Supplied information
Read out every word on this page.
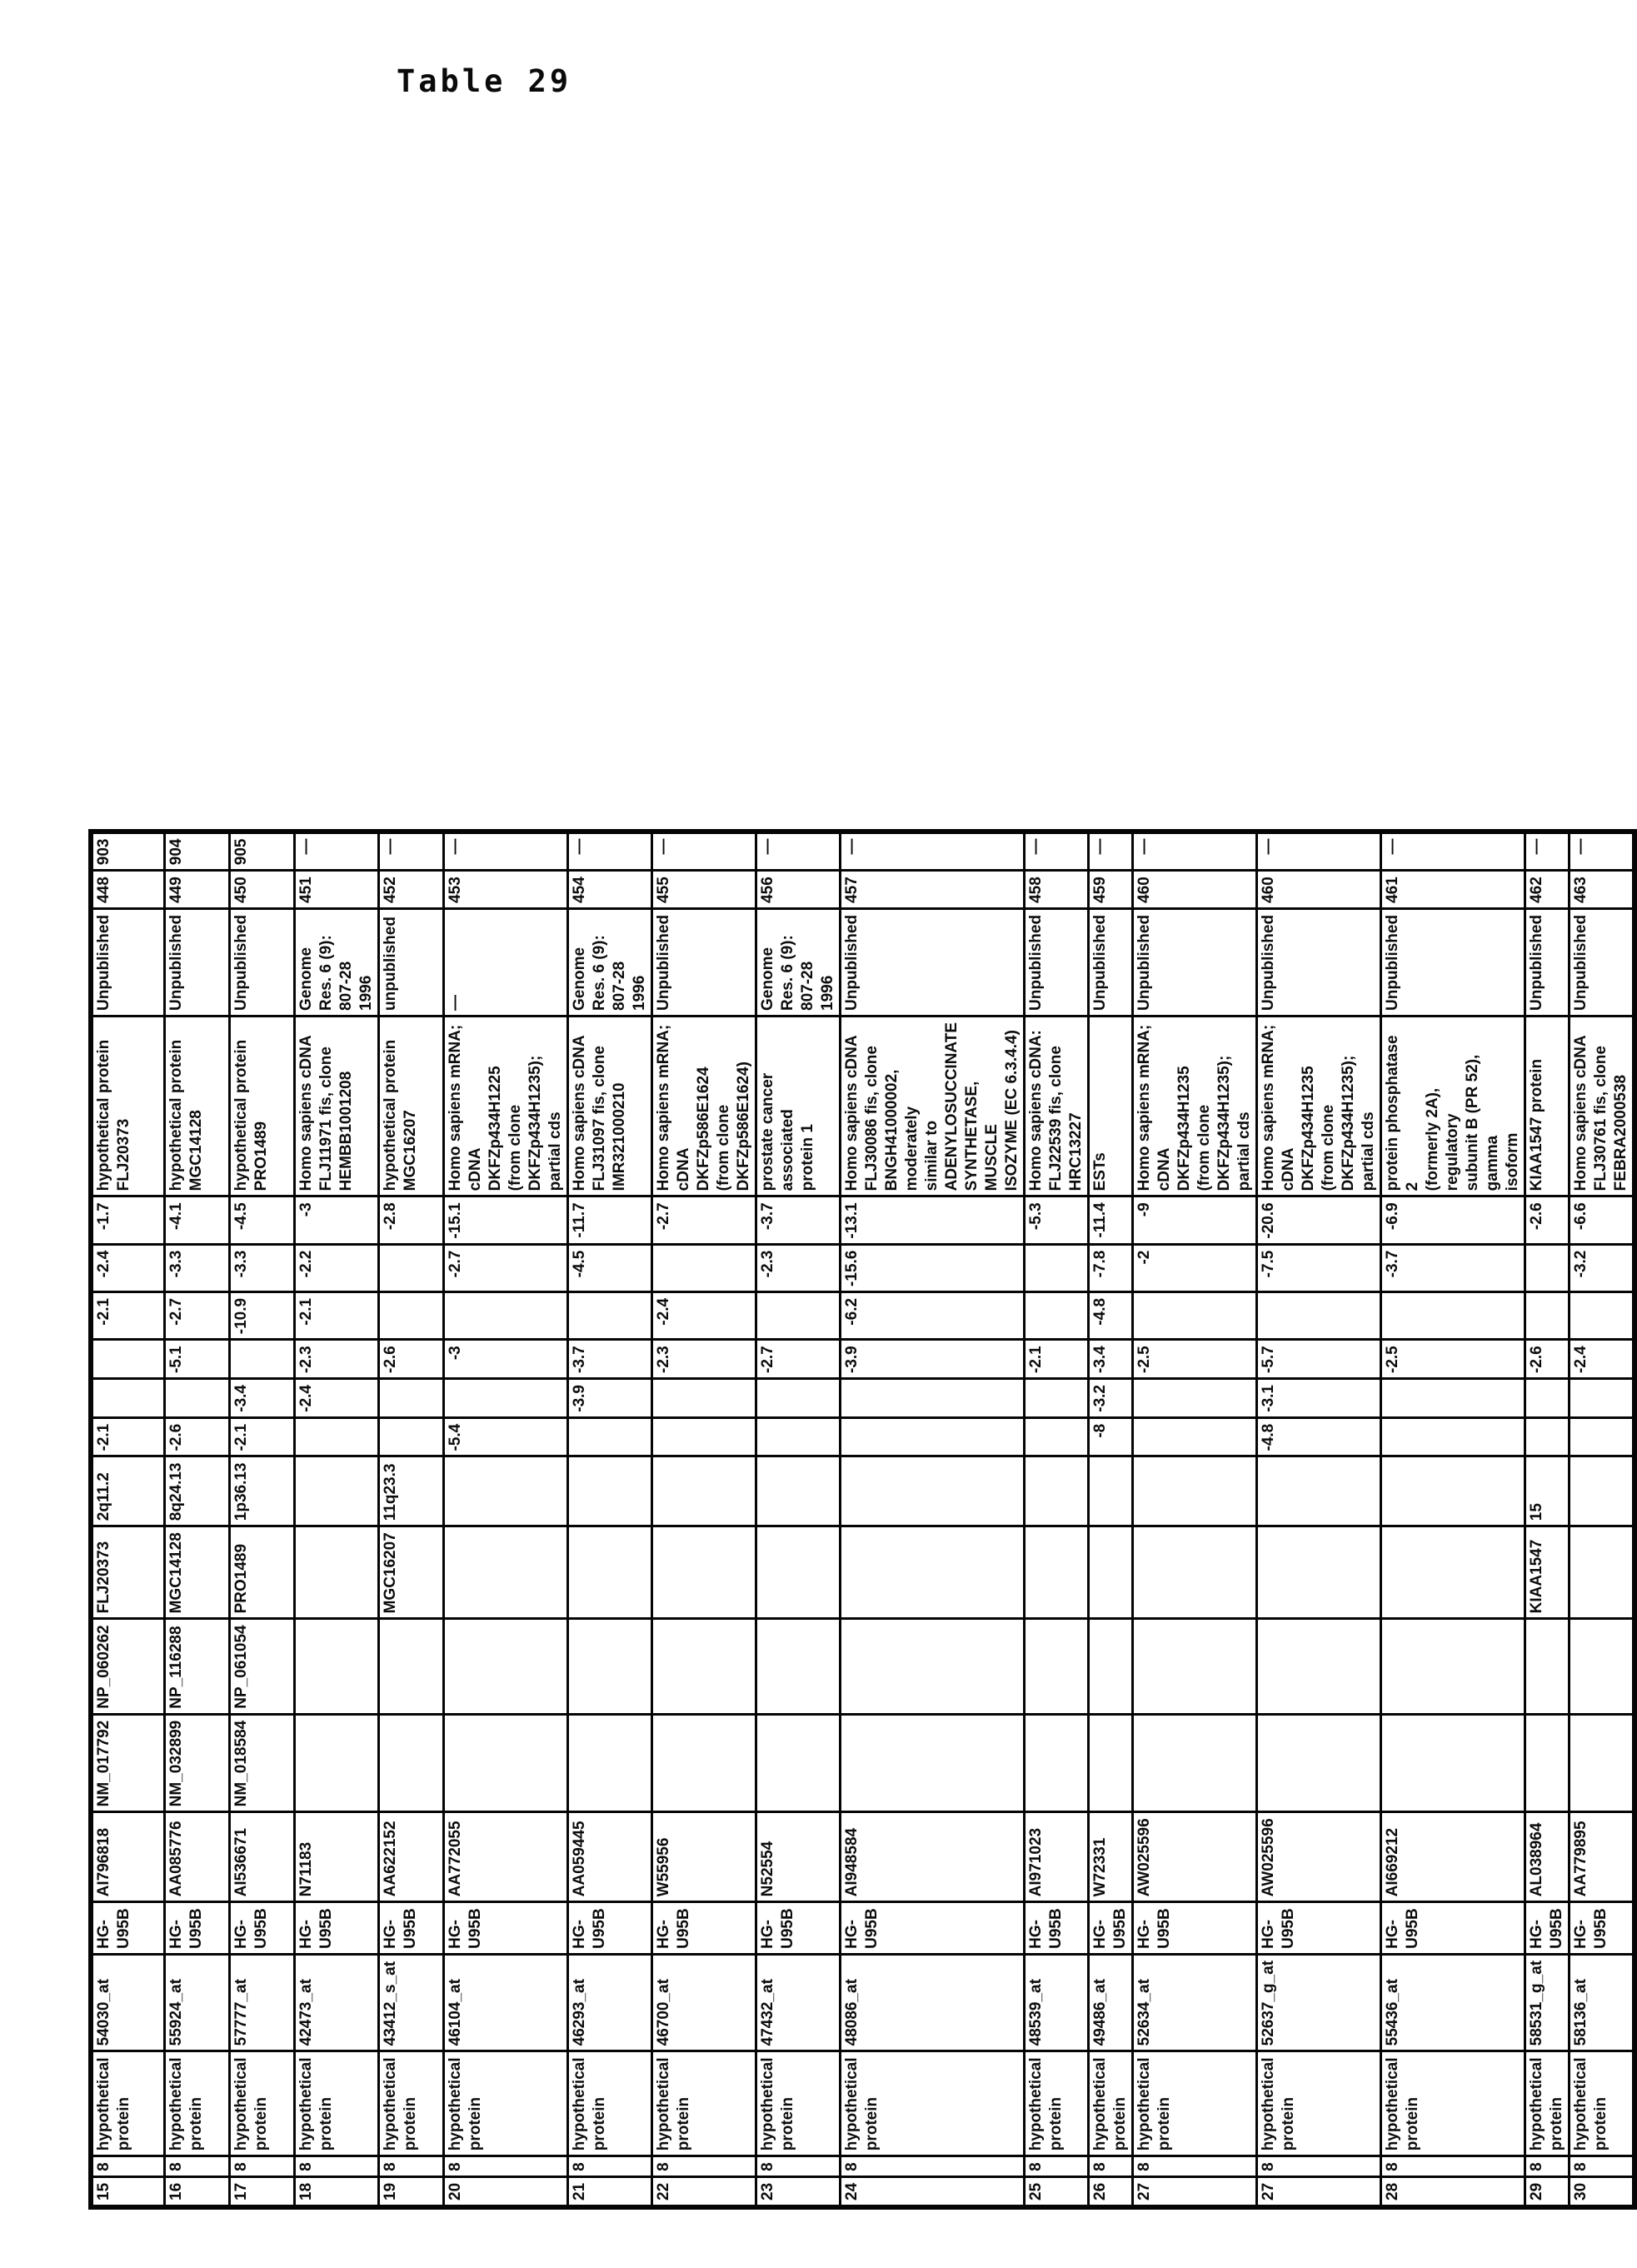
Table 29
15	8	hypothetical protein	54030_at	HG-U95B	AI796818	NM_017792	NP_060262	FLJ20373	2q11.2	-2.1			-2.1	-2.4	-1.7	hypothetical protein
FLJ20373	Unpublished	448	903
16	8	hypothetical protein	55924_at	HG-U95B	AA085776	NM_032899	NP_116288	MGC14128	8q24.13	-2.6		-5.1	-2.7	-3.3	-4.1	hypothetical protein
MGC14128	Unpublished	449	904
17	8	hypothetical protein	57777_at	HG-U95B	AI536671	NM_018584	NP_061054	PRO1489	1p36.13	-2.1	-3.4		-10.9	-3.3	-4.5	hypothetical protein
PRO1489	Unpublished	450	905
18	8	hypothetical protein	42473_at	HG-U95B	N71183						-2.4	-2.3	-2.1	-2.2	-3	Homo sapiens cDNA
FLJ11971 fis, clone
HEMBB1001208	Genome Res. 6 (9): 807-28
1996	451	—
19	8	hypothetical protein	43412_s_at	HG-U95B	AA622152			MGC16207	11q23.3			-2.6			-2.8	hypothetical protein
MGC16207	unpublished	452	—
20	8	hypothetical protein	46104_at	HG-U95B	AA772055					-5.4		-3		-2.7	-15.1	Homo sapiens mRNA; cDNA
DKFZp434H1225 (from clone
DKFZp434H1235); partial cds	—	453	—
21	8	hypothetical protein	46293_at	HG-U95B	AA059445						-3.9	-3.7		-4.5	-11.7	Homo sapiens cDNA
FLJ31097 fis, clone
IMR321000210	Genome Res. 6 (9): 807-28
1996	454	—
22	8	hypothetical protein	46700_at	HG-U95B	W55956							-2.3	-2.4		-2.7	Homo sapiens mRNA; cDNA
DKFZp586E1624 (from clone
DKFZp586E1624)	Unpublished	455	—
23	8	hypothetical protein	47432_at	HG-U95B	N52554							-2.7		-2.3	-3.7	prostate cancer associated
protein 1	Genome Res. 6 (9): 807-28
1996	456	—
24	8	hypothetical protein	48086_at	HG-U95B	AI948584							-3.9	-6.2	-15.6	-13.1	Homo sapiens cDNA
FLJ30086 fis, clone
BNGH41000002, moderately
similar to
ADENYLOSUCCINATE
SYNTHETASE, MUSCLE
ISOZYME (EC 6.3.4.4)	Unpublished	457	—
25	8	hypothetical protein	48539_at	HG-U95B	AI971023							-2.1			-5.3	Homo sapiens cDNA:
FLJ22539 fis, clone
HRC13227	Unpublished	458	—
26	8	hypothetical protein	49486_at	HG-U95B	W72331					-8	-3.2	-3.4	-4.8	-7.8	-11.4	ESTs	Unpublished	459	—
27	8	hypothetical protein	52634_at	HG-U95B	AW025596							-2.5		-2	-9	Homo sapiens mRNA; cDNA
DKFZp434H1235 (from clone
DKFZp434H1235); partial cds	Unpublished	460	—
27	8	hypothetical protein	52637_g_at	HG-U95B	AW025596					-4.8	-3.1	-5.7		-7.5	-20.6	Homo sapiens mRNA; cDNA
DKFZp434H1235 (from clone
DKFZp434H1235); partial cds	Unpublished	460	—
28	8	hypothetical protein	55436_at	HG-U95B	AI669212							-2.5		-3.7	-6.9	protein phosphatase 2
(formerly 2A), regulatory
subunit B (PR 52), gamma
isoform	Unpublished	461	—
29	8	hypothetical protein	58531_g_at	HG-U95B	AL038964			KIAA1547	15			-2.6			-2.6	KIAA1547 protein	Unpublished	462	—
30	8	hypothetical protein	58136_at	HG-U95B	AA779895							-2.4		-3.2	-6.6	Homo sapiens cDNA
FLJ30761 fis, clone
FEBRA2000538	Unpublished	463	—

Assigned task
For each line in the entries that contains the string "mRNA", make a copy.

Answer area
20	8	hypothetical protein	46104_at	HG-U95B	AA772055					-5.4		-3		-2.7	-15.1	Homo sapiens mRNA; cDNA
22	8	hypothetical protein	46700_at	HG-U95B	W55956							-2.3	-2.4		-2.7	Homo sapiens mRNA; cDNA
27	8	hypothetical protein	52634_at	HG-U95B	AW025596							-2.5		-2	-9	Homo sapiens mRNA; cDNA
27	8	hypothetical protein	52637_g_at	HG-U95B	AW025596					-4.8	-3.1	-5.7		-7.5	-20.6	Homo sapiens mRNA; cDNA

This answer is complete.